● Task directions
Copy out every line of the records where the string "VARIACIÓN" occurs.

● Exercise materials
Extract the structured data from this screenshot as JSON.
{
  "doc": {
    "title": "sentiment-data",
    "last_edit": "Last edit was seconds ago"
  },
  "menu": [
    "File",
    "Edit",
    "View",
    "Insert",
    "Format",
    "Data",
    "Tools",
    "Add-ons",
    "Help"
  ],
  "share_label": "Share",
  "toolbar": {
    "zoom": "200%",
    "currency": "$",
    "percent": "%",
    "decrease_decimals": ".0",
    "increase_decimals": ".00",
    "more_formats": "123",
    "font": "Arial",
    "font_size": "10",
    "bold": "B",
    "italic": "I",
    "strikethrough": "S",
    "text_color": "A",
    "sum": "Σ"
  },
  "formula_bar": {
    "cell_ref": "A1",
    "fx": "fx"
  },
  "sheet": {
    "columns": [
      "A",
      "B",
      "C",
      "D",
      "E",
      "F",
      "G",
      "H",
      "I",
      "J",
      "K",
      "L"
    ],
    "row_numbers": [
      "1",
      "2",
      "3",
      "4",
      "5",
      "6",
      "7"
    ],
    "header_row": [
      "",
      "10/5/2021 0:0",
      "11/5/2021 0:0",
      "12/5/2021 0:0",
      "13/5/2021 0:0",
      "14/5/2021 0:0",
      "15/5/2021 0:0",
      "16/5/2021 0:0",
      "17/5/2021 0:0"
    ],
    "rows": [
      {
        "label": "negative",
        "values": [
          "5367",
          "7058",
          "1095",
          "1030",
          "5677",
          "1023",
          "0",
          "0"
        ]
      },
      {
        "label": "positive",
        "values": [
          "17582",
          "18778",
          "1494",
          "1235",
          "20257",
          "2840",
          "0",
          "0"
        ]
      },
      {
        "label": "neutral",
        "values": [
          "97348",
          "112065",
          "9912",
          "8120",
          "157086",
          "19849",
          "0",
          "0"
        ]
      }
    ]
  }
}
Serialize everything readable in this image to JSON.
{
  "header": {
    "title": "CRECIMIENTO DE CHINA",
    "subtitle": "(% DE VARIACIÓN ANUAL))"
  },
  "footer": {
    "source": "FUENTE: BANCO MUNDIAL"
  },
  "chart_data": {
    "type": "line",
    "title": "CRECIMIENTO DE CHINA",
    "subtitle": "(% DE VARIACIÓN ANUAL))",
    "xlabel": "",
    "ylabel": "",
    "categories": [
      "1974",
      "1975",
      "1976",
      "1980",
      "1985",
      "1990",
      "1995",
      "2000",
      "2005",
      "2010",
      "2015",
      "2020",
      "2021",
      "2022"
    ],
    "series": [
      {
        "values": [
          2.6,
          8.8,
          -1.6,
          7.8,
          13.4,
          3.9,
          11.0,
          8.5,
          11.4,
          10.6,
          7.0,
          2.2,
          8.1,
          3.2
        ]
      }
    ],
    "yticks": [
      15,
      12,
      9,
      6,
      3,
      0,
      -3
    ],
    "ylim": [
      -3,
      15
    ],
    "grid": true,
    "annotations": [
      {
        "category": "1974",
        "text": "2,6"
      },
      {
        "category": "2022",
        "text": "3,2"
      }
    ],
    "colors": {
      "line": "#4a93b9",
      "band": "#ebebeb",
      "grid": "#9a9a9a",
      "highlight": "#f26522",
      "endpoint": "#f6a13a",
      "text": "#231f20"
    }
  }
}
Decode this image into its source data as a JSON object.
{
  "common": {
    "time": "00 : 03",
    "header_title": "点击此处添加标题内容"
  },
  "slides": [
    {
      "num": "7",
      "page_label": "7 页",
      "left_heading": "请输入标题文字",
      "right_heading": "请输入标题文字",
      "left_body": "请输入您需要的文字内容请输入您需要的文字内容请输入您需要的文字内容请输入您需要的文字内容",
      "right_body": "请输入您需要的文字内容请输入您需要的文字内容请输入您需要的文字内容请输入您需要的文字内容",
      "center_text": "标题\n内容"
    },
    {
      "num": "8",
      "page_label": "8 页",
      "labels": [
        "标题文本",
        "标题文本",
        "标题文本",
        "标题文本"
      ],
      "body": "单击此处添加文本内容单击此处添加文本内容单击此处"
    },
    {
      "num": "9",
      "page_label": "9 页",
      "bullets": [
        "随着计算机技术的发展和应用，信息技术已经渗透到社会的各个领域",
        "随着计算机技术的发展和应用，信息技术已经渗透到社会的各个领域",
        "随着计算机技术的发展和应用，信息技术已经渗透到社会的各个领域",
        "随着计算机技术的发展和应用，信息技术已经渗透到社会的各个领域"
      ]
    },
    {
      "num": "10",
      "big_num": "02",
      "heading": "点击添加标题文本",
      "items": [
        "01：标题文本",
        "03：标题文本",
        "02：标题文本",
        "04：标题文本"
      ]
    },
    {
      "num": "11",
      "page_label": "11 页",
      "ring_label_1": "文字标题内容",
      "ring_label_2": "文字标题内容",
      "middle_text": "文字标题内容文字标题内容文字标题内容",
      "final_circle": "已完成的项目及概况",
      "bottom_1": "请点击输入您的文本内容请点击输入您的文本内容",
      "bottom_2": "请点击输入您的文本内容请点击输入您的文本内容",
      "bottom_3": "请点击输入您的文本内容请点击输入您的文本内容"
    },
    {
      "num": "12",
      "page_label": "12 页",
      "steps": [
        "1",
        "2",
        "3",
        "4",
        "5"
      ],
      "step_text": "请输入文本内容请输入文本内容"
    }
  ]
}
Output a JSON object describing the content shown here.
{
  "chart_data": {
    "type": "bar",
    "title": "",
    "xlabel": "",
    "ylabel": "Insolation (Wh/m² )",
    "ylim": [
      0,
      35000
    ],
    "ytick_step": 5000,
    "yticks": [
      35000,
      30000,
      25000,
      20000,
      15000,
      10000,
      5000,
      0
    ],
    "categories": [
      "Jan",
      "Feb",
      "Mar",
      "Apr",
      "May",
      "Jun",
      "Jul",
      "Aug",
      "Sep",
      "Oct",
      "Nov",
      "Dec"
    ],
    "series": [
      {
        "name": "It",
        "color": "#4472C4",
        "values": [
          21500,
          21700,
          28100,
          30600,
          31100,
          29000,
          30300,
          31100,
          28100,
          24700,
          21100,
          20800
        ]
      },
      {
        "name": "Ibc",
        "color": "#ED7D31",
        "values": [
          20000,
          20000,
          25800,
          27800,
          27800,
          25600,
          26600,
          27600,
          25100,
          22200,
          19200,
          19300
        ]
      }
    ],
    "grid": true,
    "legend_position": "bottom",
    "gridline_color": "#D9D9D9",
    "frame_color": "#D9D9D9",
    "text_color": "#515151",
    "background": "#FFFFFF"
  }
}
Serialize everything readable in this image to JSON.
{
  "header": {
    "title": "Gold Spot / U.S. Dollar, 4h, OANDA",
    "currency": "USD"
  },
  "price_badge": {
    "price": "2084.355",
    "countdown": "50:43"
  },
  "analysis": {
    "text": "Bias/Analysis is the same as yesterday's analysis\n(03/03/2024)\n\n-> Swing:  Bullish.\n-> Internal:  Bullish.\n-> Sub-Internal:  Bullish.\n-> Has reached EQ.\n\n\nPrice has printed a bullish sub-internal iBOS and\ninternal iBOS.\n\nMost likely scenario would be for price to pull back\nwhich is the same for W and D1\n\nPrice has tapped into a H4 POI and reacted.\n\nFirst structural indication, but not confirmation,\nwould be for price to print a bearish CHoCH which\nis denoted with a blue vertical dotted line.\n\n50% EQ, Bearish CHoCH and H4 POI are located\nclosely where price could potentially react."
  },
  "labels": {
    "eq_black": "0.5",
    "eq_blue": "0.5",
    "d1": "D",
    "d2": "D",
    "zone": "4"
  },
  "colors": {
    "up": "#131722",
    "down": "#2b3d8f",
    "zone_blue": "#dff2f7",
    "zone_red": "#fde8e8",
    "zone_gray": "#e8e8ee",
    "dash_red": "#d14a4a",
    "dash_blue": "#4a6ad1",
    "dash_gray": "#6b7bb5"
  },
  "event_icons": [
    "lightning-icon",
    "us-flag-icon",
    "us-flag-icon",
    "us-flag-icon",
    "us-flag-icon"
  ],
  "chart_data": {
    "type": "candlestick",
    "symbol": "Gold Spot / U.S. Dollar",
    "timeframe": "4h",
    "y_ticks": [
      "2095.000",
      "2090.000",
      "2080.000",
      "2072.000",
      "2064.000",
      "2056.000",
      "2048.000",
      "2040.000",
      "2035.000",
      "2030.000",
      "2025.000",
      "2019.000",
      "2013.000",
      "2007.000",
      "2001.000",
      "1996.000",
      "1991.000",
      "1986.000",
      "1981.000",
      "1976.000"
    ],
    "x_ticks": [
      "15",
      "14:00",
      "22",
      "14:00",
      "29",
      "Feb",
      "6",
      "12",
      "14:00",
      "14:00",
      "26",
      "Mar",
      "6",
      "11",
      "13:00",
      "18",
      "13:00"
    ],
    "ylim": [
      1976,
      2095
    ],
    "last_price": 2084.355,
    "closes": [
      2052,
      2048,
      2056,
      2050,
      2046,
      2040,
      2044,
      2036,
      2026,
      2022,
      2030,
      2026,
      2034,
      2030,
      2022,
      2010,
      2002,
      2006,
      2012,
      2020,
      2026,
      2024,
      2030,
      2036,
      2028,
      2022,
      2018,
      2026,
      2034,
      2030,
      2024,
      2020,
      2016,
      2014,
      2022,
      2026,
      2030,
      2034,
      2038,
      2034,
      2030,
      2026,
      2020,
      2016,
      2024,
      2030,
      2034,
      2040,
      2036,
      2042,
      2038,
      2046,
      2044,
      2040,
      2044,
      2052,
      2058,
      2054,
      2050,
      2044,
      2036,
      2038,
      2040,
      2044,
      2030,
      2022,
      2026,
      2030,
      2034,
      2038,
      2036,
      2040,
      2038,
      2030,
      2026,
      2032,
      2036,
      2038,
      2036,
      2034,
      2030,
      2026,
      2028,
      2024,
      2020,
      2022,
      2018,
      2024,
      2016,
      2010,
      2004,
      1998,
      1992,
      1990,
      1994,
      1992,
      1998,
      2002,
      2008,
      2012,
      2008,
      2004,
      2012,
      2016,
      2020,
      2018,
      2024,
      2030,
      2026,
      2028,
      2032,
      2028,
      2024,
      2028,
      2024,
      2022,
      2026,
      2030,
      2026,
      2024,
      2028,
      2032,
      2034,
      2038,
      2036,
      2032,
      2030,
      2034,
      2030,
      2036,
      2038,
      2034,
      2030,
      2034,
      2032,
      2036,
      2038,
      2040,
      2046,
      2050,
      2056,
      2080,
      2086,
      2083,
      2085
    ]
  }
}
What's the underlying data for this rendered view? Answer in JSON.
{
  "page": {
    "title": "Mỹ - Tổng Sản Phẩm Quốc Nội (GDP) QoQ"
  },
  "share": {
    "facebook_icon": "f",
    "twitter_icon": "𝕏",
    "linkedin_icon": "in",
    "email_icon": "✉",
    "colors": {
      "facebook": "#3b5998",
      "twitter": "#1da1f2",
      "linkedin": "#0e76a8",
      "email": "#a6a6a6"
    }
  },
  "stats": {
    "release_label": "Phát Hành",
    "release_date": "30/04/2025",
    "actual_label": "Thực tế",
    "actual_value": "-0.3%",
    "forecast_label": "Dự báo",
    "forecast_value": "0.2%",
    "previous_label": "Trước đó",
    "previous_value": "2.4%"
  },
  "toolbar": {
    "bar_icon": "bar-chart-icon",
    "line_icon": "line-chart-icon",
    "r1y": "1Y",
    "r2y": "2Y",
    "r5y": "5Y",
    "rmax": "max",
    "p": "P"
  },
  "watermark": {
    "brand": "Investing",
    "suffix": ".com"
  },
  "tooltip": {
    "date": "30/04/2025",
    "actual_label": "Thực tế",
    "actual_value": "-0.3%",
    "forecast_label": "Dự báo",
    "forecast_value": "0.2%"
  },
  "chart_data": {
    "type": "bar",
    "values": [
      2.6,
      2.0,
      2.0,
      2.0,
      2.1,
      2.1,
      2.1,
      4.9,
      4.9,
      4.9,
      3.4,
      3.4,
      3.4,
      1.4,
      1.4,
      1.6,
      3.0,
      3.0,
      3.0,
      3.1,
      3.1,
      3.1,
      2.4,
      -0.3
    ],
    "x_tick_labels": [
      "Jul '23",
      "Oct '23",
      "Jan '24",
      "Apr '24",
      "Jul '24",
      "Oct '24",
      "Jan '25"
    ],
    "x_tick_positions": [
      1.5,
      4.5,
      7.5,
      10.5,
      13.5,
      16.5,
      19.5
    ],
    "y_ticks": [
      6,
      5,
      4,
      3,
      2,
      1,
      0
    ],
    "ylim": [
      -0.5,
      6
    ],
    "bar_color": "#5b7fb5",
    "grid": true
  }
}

● The completed task
    "subtitle": "(% DE VARIACIÓN ANUAL))"
    "subtitle": "(% DE VARIACIÓN ANUAL))",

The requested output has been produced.